### [The records]
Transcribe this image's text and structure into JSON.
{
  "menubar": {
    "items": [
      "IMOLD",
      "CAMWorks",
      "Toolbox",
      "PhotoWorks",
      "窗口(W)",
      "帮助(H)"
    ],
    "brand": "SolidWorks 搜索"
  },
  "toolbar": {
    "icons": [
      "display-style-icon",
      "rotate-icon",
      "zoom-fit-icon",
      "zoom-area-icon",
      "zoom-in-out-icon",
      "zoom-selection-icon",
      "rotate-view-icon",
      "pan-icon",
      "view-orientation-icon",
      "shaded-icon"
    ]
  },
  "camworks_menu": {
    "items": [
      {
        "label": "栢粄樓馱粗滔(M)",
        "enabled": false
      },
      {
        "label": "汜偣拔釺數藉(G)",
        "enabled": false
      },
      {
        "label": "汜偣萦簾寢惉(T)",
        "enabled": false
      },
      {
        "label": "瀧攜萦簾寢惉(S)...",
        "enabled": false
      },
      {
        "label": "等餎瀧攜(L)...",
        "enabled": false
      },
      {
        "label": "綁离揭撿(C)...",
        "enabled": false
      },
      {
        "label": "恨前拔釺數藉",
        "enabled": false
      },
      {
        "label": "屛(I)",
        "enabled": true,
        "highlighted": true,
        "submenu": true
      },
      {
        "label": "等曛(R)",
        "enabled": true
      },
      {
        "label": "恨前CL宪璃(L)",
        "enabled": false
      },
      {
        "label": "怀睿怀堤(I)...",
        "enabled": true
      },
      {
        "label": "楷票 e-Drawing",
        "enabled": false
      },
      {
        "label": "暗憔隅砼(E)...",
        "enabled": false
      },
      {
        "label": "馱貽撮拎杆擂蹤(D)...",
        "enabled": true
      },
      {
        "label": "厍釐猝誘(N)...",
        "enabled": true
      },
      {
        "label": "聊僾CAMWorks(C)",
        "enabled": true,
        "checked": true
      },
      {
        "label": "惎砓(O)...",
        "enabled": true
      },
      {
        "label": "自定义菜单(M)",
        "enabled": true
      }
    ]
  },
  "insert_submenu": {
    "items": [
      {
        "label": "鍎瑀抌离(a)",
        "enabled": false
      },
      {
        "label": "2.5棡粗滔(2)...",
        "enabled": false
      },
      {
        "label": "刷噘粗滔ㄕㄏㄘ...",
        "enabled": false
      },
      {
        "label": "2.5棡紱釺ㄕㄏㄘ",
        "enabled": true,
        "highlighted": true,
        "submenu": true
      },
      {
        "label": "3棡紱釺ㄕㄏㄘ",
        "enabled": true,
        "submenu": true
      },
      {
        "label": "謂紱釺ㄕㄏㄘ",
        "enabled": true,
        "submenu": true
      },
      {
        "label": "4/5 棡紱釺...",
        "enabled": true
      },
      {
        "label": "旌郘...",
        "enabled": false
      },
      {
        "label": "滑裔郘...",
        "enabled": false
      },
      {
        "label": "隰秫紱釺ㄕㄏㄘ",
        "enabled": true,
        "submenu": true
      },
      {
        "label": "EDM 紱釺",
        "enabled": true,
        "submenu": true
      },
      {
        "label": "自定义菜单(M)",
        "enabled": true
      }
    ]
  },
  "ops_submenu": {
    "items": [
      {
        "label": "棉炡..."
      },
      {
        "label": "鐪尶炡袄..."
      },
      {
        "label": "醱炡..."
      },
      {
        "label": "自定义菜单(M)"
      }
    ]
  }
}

==

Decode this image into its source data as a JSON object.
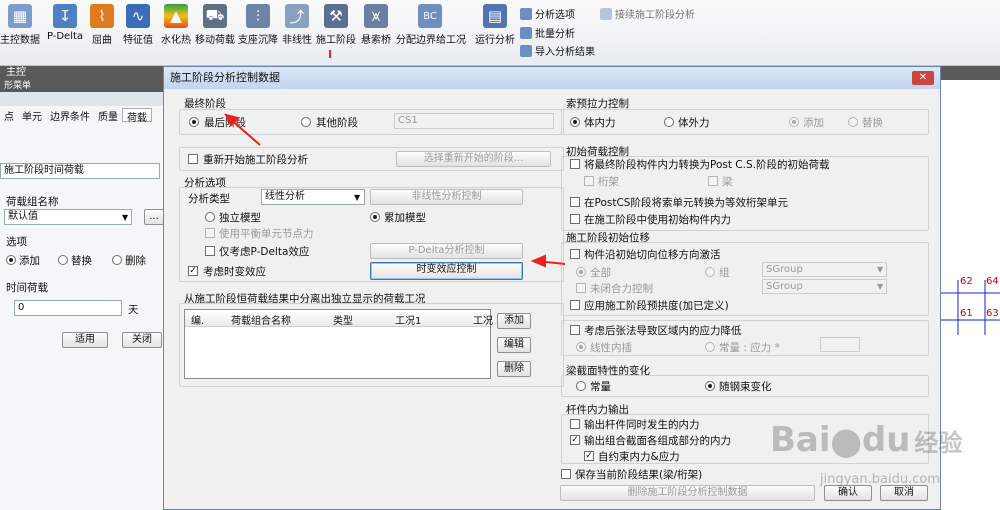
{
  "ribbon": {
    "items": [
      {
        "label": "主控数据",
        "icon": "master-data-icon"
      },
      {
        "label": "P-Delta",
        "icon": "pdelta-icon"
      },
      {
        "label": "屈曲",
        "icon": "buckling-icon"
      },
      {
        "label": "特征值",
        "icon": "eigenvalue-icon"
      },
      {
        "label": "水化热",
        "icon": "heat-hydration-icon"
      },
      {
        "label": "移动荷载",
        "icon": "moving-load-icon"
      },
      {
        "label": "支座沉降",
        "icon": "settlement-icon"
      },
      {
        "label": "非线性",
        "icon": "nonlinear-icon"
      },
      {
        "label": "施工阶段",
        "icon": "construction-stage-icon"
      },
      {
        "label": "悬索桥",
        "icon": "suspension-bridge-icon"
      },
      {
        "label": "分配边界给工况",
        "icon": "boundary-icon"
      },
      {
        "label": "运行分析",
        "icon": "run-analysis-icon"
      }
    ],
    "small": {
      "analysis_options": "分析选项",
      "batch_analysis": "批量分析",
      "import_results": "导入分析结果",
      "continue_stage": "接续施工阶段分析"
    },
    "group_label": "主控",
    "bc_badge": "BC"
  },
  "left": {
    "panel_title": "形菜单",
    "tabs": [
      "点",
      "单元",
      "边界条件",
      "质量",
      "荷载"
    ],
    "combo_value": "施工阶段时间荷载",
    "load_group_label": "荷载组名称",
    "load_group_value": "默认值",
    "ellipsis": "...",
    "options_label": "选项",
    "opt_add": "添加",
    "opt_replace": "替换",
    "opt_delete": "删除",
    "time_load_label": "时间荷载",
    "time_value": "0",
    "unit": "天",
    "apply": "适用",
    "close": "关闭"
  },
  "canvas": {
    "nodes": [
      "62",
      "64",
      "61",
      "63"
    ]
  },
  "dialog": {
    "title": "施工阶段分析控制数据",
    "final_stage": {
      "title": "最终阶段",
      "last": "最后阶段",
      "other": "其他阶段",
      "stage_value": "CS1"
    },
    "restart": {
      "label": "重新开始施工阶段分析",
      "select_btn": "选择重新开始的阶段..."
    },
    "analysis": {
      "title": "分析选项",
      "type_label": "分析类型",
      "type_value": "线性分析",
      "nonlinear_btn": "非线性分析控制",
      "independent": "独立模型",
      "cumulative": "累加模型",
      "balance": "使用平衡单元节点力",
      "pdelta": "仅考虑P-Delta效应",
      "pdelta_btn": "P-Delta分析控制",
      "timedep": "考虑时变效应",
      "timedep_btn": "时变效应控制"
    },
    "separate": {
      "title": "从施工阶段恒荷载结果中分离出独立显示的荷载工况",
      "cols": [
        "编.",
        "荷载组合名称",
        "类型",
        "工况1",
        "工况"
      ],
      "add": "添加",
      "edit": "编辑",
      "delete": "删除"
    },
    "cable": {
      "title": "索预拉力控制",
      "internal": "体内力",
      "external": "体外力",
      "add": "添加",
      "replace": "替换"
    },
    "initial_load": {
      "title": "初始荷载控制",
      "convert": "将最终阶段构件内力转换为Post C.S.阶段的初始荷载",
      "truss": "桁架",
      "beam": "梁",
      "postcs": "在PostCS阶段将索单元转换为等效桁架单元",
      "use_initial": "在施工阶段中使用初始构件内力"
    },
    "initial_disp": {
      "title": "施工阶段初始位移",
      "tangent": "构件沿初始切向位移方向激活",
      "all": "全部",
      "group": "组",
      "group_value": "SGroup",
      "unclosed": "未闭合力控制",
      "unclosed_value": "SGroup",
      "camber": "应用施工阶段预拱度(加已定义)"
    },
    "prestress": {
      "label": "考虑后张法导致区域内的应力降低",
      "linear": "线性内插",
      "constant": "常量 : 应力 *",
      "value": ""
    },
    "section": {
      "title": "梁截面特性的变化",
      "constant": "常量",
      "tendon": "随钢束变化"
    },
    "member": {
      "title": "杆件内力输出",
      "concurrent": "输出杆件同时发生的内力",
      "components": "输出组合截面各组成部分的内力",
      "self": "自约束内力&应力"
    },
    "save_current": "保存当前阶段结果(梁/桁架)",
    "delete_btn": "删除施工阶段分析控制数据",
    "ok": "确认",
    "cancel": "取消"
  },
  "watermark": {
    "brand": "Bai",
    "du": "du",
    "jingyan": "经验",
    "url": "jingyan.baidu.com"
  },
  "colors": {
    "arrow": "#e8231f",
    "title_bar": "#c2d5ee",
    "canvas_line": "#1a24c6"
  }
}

--

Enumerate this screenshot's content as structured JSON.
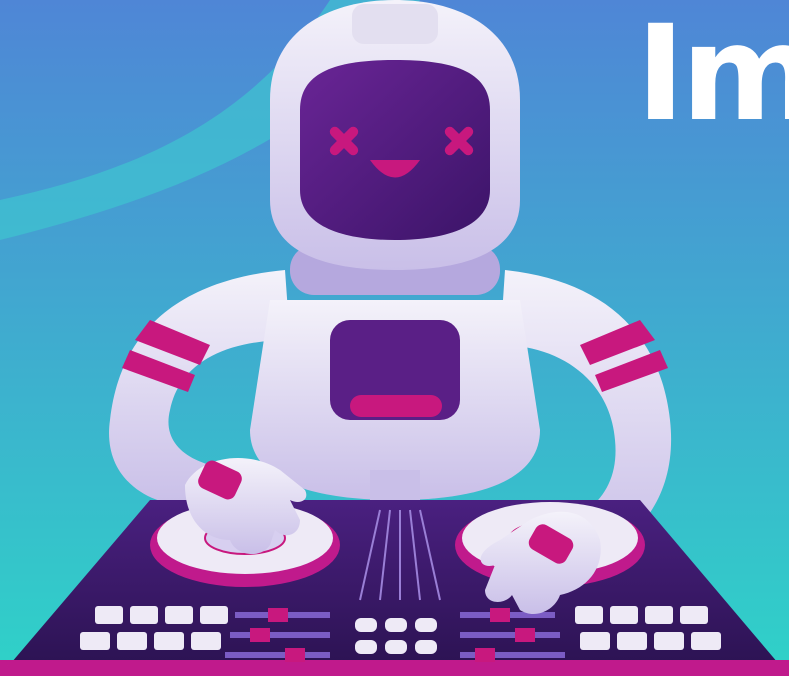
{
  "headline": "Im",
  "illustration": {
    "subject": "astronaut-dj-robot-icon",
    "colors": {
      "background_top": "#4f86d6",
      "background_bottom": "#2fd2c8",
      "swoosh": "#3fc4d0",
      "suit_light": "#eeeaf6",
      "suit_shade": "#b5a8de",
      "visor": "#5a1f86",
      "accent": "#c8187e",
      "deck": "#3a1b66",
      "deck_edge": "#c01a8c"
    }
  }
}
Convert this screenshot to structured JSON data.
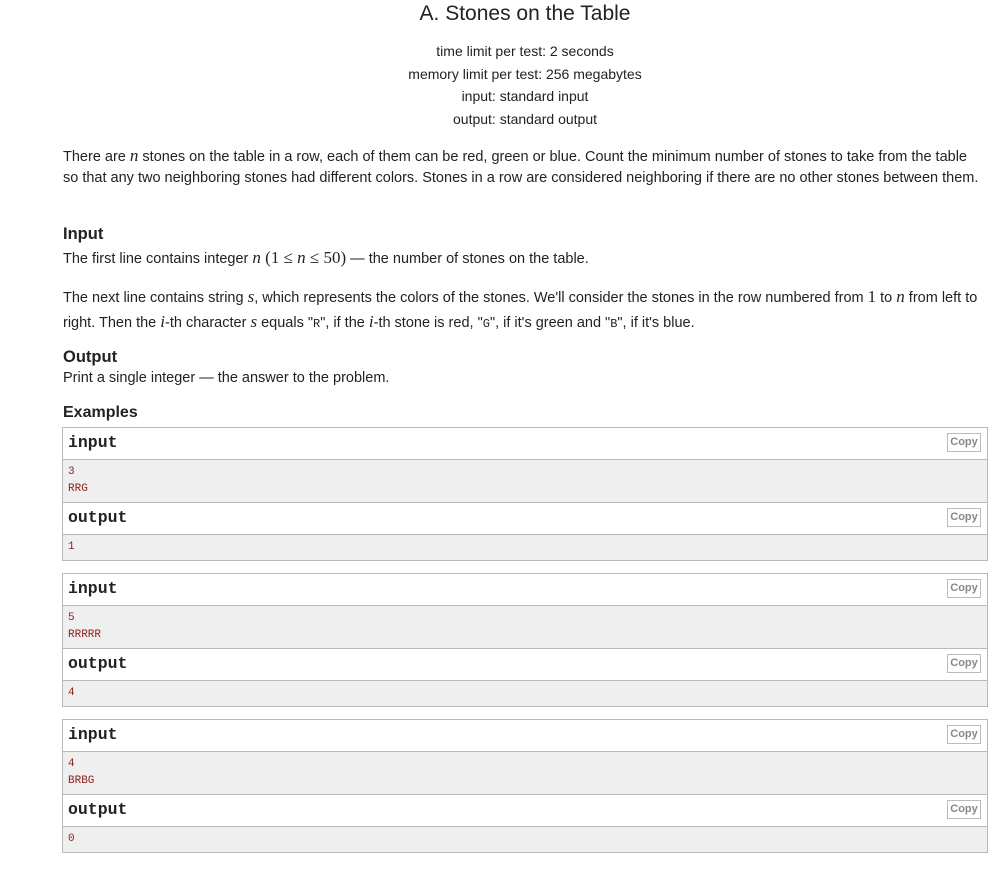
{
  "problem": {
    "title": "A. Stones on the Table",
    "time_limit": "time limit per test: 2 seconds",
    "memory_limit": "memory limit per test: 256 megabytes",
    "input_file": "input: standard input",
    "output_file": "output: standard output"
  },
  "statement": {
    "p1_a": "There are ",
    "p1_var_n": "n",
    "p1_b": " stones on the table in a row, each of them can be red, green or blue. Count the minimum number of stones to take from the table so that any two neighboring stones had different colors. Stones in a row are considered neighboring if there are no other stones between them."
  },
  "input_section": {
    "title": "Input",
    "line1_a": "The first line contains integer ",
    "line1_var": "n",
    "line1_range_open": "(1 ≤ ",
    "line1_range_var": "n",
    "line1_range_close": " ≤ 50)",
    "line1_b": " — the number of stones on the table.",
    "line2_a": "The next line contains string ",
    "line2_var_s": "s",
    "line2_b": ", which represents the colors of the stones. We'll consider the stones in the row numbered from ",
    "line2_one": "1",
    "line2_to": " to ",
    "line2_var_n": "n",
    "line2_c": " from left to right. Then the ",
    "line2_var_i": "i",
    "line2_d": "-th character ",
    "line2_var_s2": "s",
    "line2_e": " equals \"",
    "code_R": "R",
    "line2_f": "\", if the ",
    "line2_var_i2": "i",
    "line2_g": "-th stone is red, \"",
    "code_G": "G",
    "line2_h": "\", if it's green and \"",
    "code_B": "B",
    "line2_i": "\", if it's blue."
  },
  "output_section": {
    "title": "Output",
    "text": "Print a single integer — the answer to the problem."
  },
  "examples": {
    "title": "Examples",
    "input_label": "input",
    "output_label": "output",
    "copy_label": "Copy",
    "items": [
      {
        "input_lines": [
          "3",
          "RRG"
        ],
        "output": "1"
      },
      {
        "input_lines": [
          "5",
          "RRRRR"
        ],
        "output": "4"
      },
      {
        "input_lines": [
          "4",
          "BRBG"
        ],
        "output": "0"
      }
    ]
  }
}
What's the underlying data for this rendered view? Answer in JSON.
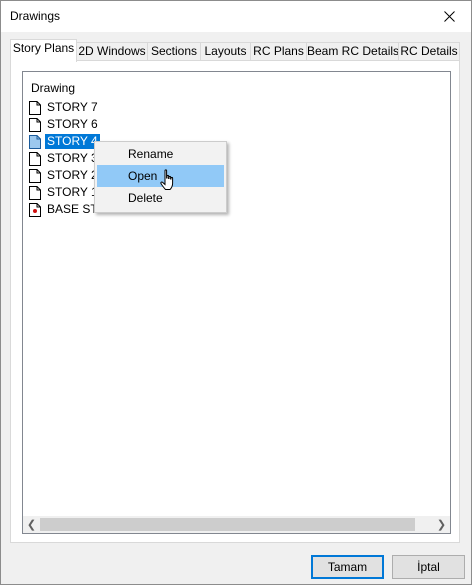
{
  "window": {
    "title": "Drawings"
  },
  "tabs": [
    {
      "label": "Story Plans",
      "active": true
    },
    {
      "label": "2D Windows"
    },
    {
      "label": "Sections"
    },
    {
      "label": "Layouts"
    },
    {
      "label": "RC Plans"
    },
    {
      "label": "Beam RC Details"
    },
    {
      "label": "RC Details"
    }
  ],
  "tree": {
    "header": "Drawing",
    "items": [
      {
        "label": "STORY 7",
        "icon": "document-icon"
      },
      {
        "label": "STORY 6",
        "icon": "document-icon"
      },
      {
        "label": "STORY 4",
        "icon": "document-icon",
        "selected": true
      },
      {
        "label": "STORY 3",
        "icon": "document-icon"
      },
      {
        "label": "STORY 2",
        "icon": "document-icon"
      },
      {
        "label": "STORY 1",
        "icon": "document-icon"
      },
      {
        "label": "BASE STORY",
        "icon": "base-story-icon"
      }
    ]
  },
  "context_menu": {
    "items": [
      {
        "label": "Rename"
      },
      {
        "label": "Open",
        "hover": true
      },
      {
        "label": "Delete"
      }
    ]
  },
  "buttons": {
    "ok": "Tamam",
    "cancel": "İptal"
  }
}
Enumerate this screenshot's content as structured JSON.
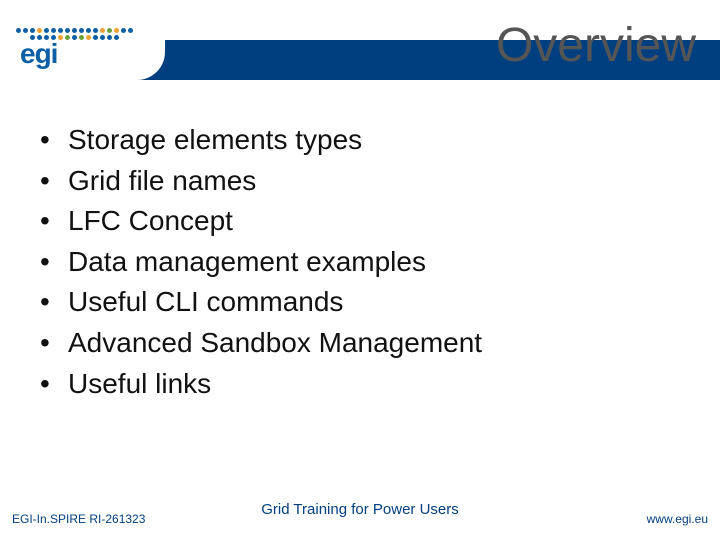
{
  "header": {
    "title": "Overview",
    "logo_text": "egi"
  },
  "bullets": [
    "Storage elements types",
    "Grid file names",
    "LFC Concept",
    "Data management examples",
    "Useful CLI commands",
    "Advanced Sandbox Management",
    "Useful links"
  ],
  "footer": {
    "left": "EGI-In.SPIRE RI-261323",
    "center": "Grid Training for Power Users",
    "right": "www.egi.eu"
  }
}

### [The problem]
Track down every line holding the string "limit" and copy it.

### [Answer to the problem]
    "time_limit": "time limit per test: 2 seconds",
    "memory_limit": "memory limit per test: 256 megabytes",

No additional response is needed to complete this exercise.